## start Extracted information

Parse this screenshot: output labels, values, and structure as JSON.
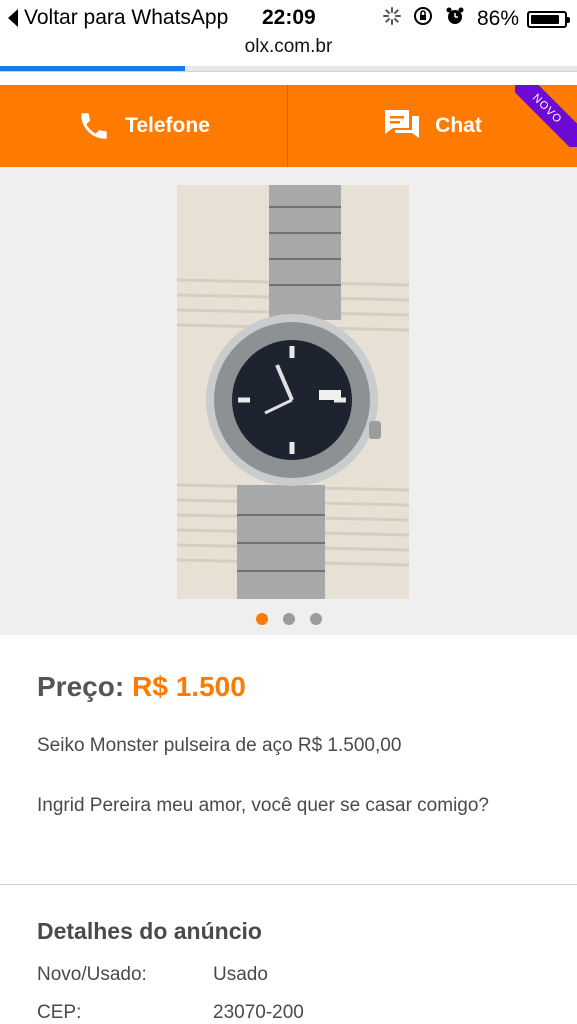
{
  "status_bar": {
    "back_label": "Voltar para WhatsApp",
    "time": "22:09",
    "battery": "86%",
    "battery_level": 0.86
  },
  "browser": {
    "url": "olx.com.br",
    "load_progress": 0.32
  },
  "actions": {
    "phone_label": "Telefone",
    "chat_label": "Chat",
    "new_badge": "NOVO"
  },
  "gallery": {
    "image_count": 3,
    "active_index": 0
  },
  "listing": {
    "price_label": "Preço:",
    "price_value": "R$ 1.500",
    "title": "Seiko Monster pulseira de aço R$ 1.500,00",
    "description": "Ingrid Pereira meu amor, você quer se casar comigo?"
  },
  "details": {
    "heading": "Detalhes do anúncio",
    "rows": [
      {
        "label": "Novo/Usado:",
        "value": "Usado"
      },
      {
        "label": "CEP:",
        "value": "23070-200"
      }
    ]
  },
  "colors": {
    "accent": "#ff7a00",
    "badge": "#6e0ad6",
    "progress": "#1a7be6"
  }
}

## end Extracted information

Goal: Repeat the material above verbatim, with no pictures in the output.

Task output:
Parse this screenshot: output labels, values, and structure as JSON.
{
  "status_bar": {
    "back_label": "Voltar para WhatsApp",
    "time": "22:09",
    "battery": "86%",
    "battery_level": 0.86
  },
  "browser": {
    "url": "olx.com.br",
    "load_progress": 0.32
  },
  "actions": {
    "phone_label": "Telefone",
    "chat_label": "Chat",
    "new_badge": "NOVO"
  },
  "gallery": {
    "image_count": 3,
    "active_index": 0
  },
  "listing": {
    "price_label": "Preço:",
    "price_value": "R$ 1.500",
    "title": "Seiko Monster pulseira de aço R$ 1.500,00",
    "description": "Ingrid Pereira meu amor, você quer se casar comigo?"
  },
  "details": {
    "heading": "Detalhes do anúncio",
    "rows": [
      {
        "label": "Novo/Usado:",
        "value": "Usado"
      },
      {
        "label": "CEP:",
        "value": "23070-200"
      }
    ]
  },
  "colors": {
    "accent": "#ff7a00",
    "badge": "#6e0ad6",
    "progress": "#1a7be6"
  }
}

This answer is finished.